• _What is asked_
Will you extract the entries word for word? Images should not appear in the copy.

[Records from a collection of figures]
--------------------

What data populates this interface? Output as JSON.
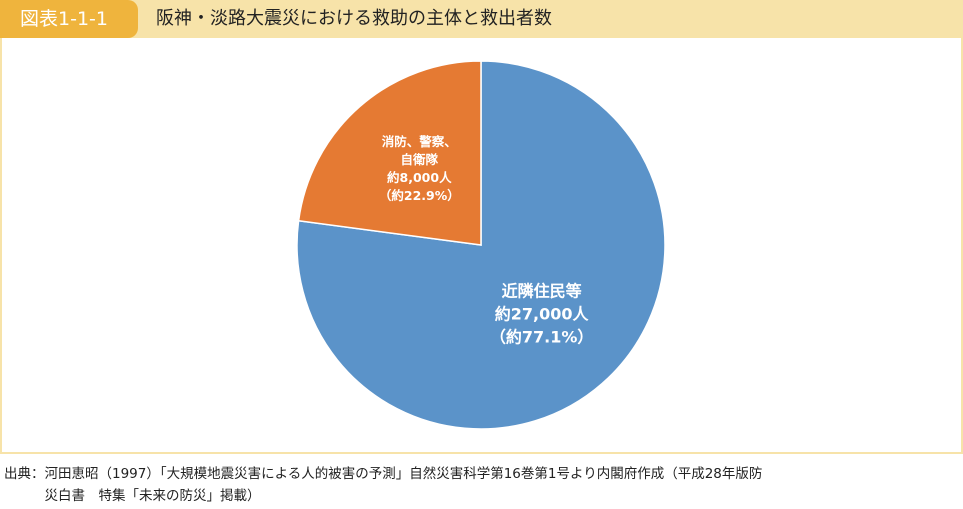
{
  "chart_data": {
    "type": "pie",
    "figure_label": "図表1-1-1",
    "title": "阪神・淡路大震災における救助の主体と救出者数",
    "categories": [
      "近隣住民等",
      "消防、警察、\n自衛隊"
    ],
    "values": [
      77.1,
      22.9
    ],
    "value_labels": [
      "（約77.1%）",
      "（約22.9%）"
    ],
    "counts": [
      27000,
      8000
    ],
    "count_labels": [
      "約27,000人",
      "約8,000人"
    ],
    "colors": [
      "#5b93c9",
      "#e57a33"
    ],
    "source_lines": [
      "出典：河田恵昭（1997）「大規模地震災害による人的被害の予測」自然災害科学第16巻第1号より内閣府作成（平成28年版防",
      "　　　災白書　特集「未来の防災」掲載）"
    ]
  }
}
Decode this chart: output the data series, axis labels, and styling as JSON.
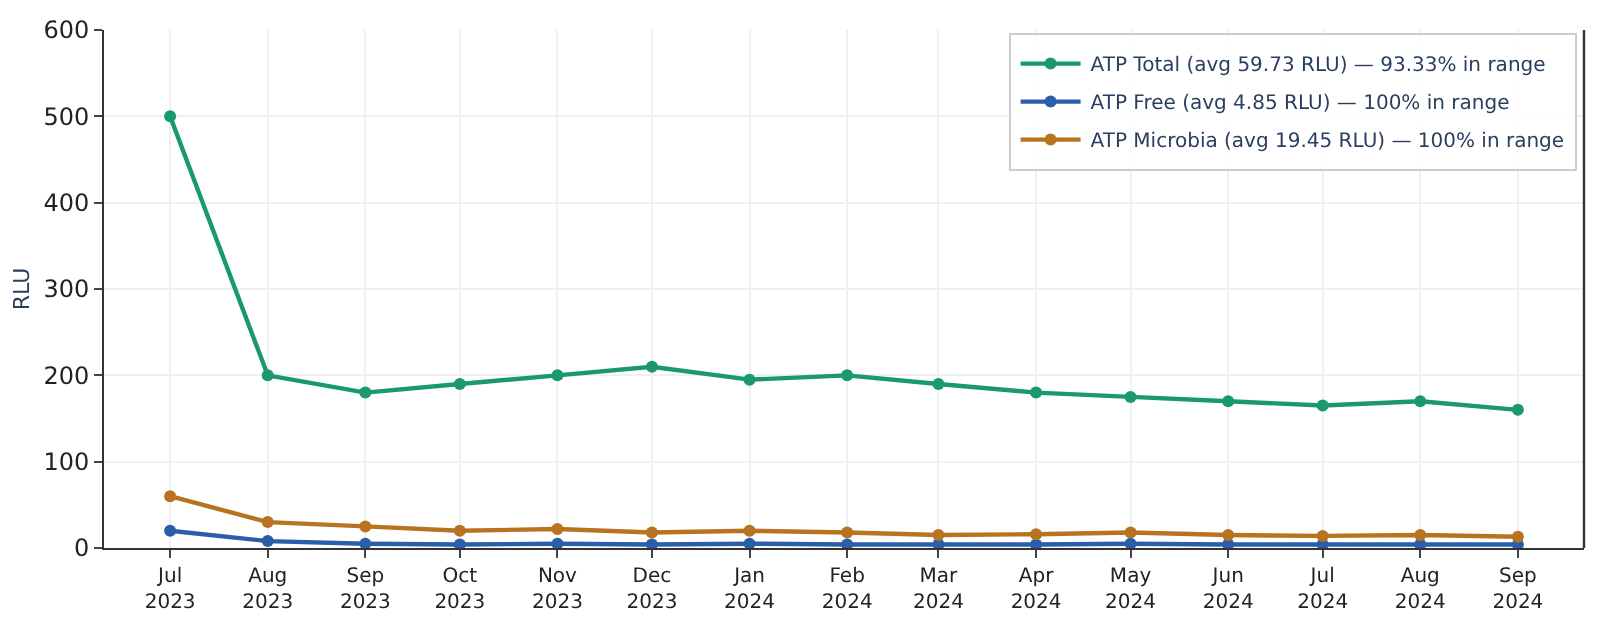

--------------------

• _Written reply_
What data populates this interface? Output as JSON.
{
  "chart_data": {
    "type": "pie",
    "figure_label": "図表1-1-1",
    "title": "阪神・淡路大震災における救助の主体と救出者数",
    "categories": [
      "近隣住民等",
      "消防、警察、\n自衛隊"
    ],
    "values": [
      77.1,
      22.9
    ],
    "value_labels": [
      "（約77.1%）",
      "（約22.9%）"
    ],
    "counts": [
      27000,
      8000
    ],
    "count_labels": [
      "約27,000人",
      "約8,000人"
    ],
    "colors": [
      "#5b93c9",
      "#e57a33"
    ],
    "source_lines": [
      "出典：河田恵昭（1997）「大規模地震災害による人的被害の予測」自然災害科学第16巻第1号より内閣府作成（平成28年版防",
      "　　　災白書　特集「未来の防災」掲載）"
    ]
  }
}
Decode this chart: output the data series, axis labels, and styling as JSON.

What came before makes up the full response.